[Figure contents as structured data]
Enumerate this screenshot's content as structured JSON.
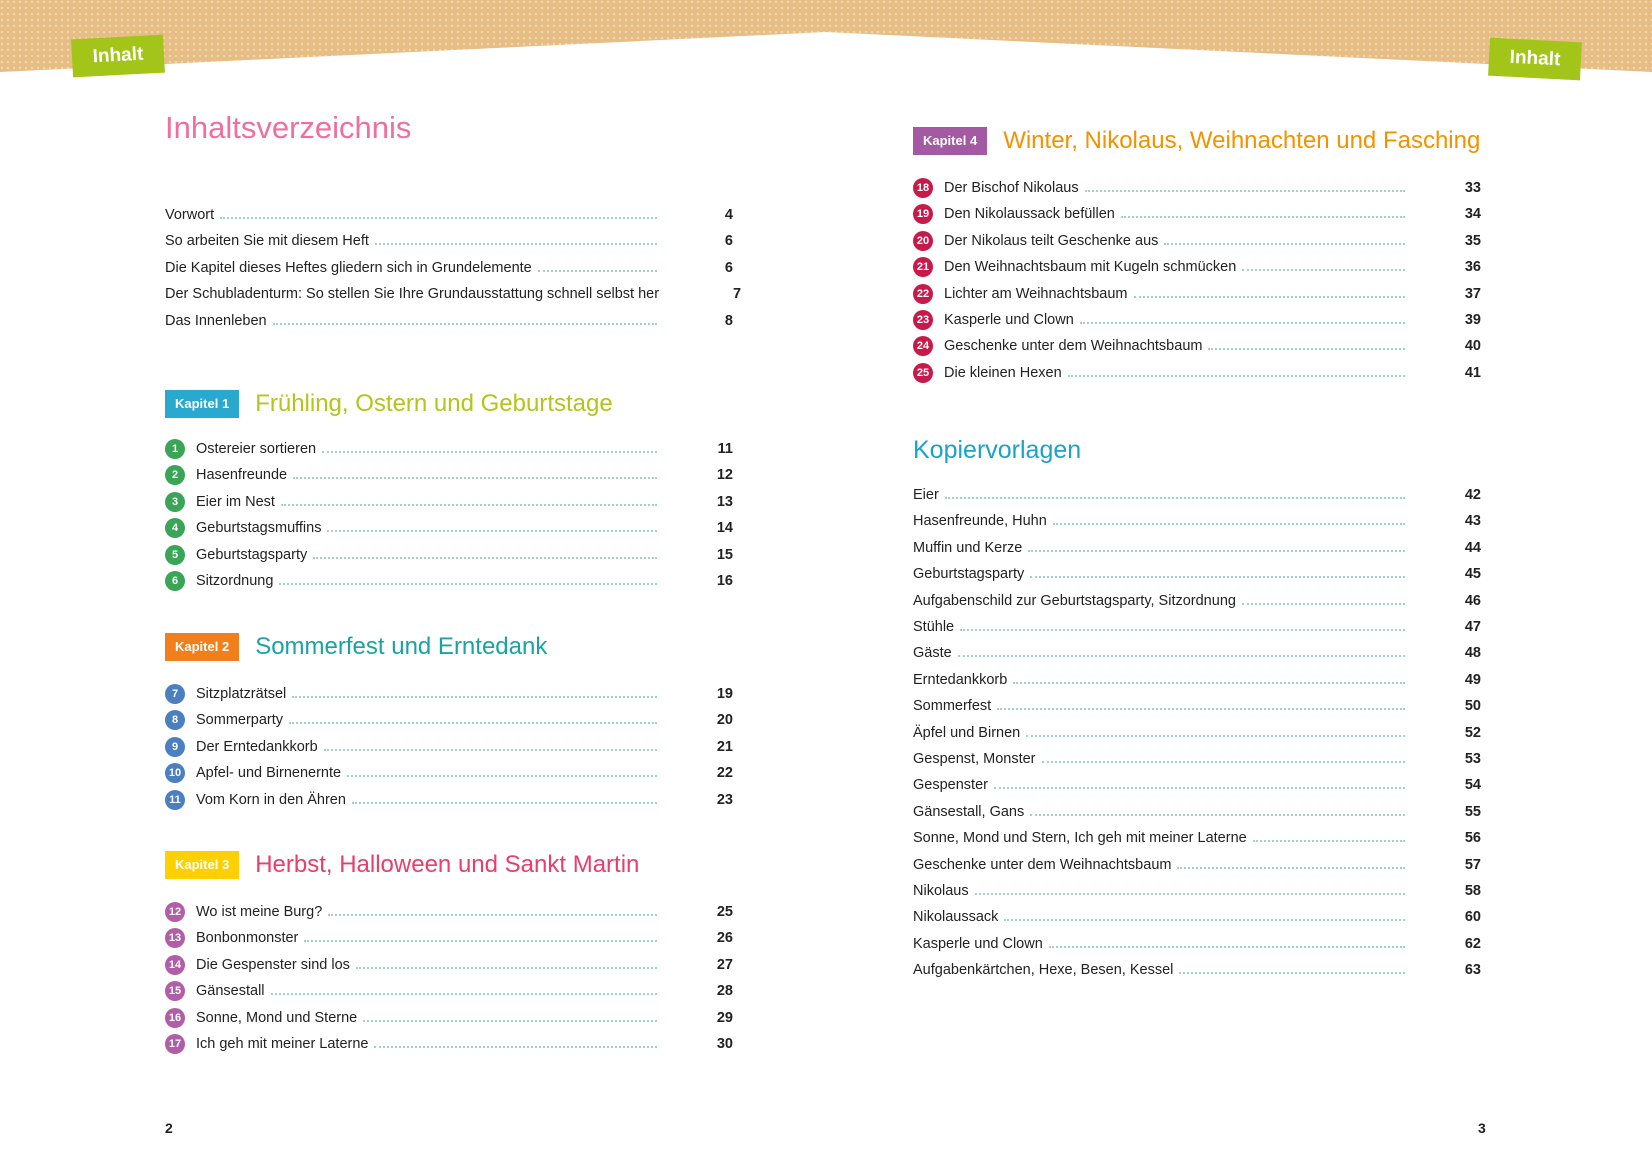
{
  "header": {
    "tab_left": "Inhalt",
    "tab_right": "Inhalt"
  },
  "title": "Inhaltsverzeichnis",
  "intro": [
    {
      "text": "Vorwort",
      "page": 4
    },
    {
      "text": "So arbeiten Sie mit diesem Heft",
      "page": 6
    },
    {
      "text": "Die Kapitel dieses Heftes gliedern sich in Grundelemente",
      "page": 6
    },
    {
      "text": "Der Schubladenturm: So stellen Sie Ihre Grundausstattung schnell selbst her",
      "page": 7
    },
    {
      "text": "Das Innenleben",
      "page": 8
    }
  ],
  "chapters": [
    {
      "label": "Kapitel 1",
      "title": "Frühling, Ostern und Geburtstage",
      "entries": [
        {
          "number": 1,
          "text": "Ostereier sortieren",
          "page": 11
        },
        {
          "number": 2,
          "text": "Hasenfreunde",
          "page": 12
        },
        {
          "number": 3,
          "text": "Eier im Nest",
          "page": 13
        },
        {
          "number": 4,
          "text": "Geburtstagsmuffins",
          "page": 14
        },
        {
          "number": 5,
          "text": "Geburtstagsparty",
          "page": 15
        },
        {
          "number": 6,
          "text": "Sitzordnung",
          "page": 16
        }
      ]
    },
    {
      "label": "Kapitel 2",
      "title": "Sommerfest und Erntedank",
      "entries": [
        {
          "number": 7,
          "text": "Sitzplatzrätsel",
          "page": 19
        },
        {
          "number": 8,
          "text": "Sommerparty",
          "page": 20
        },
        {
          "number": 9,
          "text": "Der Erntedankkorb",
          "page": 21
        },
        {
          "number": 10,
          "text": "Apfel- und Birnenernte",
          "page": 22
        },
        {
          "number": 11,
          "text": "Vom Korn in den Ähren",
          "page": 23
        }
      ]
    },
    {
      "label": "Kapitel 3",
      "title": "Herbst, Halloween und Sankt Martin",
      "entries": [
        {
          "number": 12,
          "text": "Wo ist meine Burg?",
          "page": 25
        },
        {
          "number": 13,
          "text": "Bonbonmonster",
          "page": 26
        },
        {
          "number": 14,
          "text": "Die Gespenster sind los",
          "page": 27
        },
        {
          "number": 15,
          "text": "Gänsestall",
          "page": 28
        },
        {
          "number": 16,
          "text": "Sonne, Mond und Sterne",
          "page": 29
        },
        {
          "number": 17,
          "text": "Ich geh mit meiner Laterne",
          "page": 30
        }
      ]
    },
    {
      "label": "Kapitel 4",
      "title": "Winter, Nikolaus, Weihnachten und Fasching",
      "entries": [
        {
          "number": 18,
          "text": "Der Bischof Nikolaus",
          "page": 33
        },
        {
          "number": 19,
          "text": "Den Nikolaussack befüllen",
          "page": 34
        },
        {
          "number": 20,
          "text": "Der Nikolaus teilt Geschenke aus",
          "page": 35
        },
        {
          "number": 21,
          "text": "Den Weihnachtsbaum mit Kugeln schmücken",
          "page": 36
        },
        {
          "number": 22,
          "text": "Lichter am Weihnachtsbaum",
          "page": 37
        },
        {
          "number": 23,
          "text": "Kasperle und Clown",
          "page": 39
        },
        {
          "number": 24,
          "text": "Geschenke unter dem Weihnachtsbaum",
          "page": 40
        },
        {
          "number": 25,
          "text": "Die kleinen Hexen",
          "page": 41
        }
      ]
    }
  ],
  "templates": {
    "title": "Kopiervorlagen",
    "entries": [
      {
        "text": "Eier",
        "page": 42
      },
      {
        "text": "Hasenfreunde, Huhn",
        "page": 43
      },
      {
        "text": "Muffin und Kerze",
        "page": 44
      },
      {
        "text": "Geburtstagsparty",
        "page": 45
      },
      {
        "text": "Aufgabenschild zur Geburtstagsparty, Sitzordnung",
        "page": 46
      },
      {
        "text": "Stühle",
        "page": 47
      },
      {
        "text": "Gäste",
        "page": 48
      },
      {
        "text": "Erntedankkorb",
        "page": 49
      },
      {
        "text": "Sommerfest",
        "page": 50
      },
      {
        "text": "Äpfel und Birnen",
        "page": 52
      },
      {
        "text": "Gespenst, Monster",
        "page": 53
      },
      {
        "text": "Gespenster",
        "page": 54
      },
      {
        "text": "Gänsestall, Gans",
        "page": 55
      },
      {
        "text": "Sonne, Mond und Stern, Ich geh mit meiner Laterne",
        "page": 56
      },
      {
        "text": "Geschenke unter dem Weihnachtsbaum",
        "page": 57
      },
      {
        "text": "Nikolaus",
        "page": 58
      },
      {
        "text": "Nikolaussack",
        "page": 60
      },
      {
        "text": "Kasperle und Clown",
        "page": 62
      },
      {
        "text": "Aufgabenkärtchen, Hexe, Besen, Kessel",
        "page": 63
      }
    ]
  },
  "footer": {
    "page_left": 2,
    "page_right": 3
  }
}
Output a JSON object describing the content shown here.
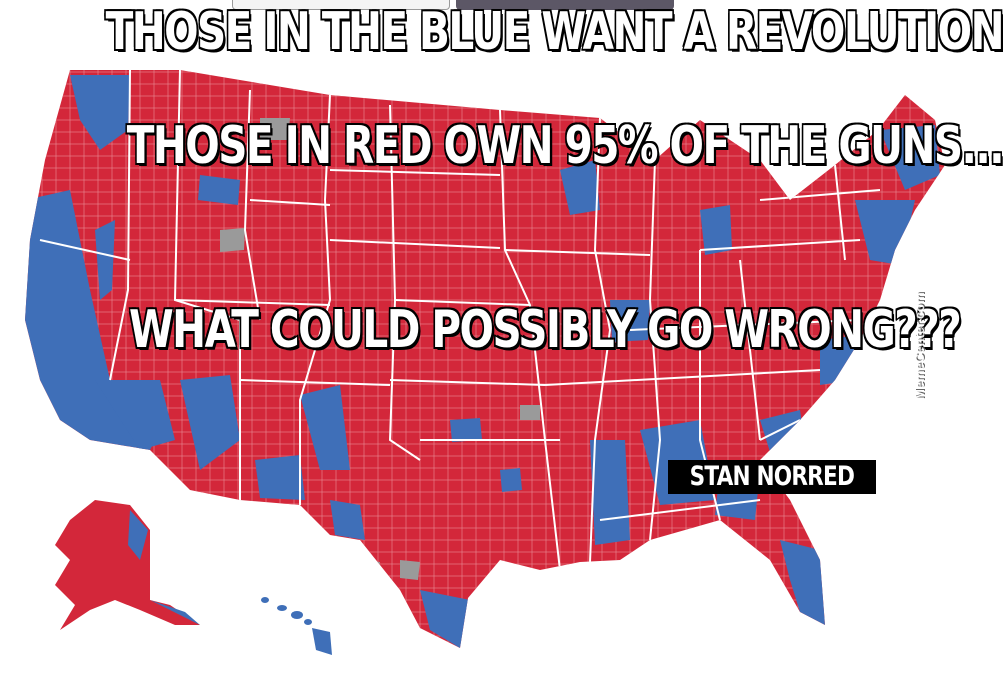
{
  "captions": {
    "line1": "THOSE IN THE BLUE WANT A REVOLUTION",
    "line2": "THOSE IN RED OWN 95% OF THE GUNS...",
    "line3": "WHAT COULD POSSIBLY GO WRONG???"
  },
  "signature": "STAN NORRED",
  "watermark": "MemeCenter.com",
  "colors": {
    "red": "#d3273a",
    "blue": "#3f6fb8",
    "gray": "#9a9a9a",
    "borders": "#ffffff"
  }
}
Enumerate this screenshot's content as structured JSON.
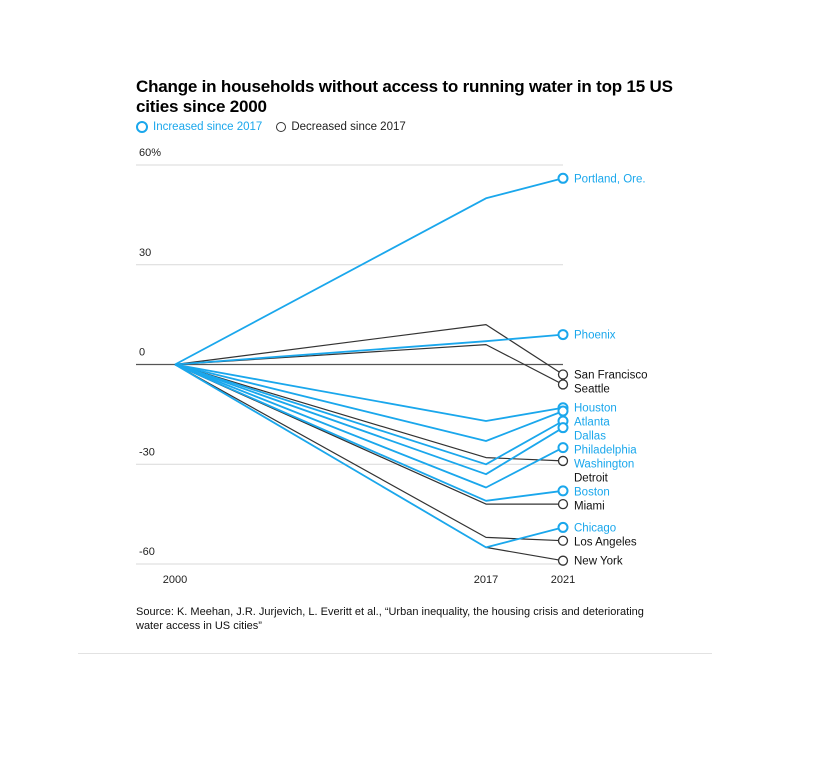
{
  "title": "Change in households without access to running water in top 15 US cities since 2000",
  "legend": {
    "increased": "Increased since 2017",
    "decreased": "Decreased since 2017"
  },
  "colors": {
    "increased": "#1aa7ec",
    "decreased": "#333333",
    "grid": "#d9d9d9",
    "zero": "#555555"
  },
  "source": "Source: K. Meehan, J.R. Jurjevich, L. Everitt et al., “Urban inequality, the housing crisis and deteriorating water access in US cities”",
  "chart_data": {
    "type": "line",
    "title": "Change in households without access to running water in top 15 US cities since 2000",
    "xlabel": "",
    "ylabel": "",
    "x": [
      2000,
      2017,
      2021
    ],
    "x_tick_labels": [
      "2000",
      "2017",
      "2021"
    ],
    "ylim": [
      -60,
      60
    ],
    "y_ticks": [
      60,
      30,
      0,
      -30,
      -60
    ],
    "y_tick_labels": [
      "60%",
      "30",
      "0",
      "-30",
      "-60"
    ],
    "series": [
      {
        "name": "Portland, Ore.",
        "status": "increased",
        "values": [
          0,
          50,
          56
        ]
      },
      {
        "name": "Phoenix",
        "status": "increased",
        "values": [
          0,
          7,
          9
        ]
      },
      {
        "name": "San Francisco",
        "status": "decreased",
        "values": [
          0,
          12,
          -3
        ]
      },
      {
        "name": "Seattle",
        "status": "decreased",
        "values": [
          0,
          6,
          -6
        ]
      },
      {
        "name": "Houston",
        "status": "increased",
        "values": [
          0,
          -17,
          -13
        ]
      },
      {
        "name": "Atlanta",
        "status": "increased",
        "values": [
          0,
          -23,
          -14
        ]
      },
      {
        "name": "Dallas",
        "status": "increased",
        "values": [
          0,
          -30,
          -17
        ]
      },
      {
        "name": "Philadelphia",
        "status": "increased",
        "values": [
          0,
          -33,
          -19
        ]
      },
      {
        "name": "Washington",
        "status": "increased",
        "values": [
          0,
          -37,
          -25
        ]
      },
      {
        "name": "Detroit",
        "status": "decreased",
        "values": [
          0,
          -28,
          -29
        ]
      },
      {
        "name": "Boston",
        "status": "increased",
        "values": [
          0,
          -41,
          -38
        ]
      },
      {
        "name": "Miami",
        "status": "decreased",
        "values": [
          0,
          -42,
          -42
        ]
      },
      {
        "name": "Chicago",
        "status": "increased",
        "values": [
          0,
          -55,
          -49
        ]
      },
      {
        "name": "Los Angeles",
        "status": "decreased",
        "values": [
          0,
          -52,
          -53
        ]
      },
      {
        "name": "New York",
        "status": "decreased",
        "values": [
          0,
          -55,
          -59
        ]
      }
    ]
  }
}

= Exercise prompt =
Leave out every line without the string "Hasenfreunde" and copy the rest.

= Worked solution =
          "text": "Hasenfreunde",
        "text": "Hasenfreunde, Huhn",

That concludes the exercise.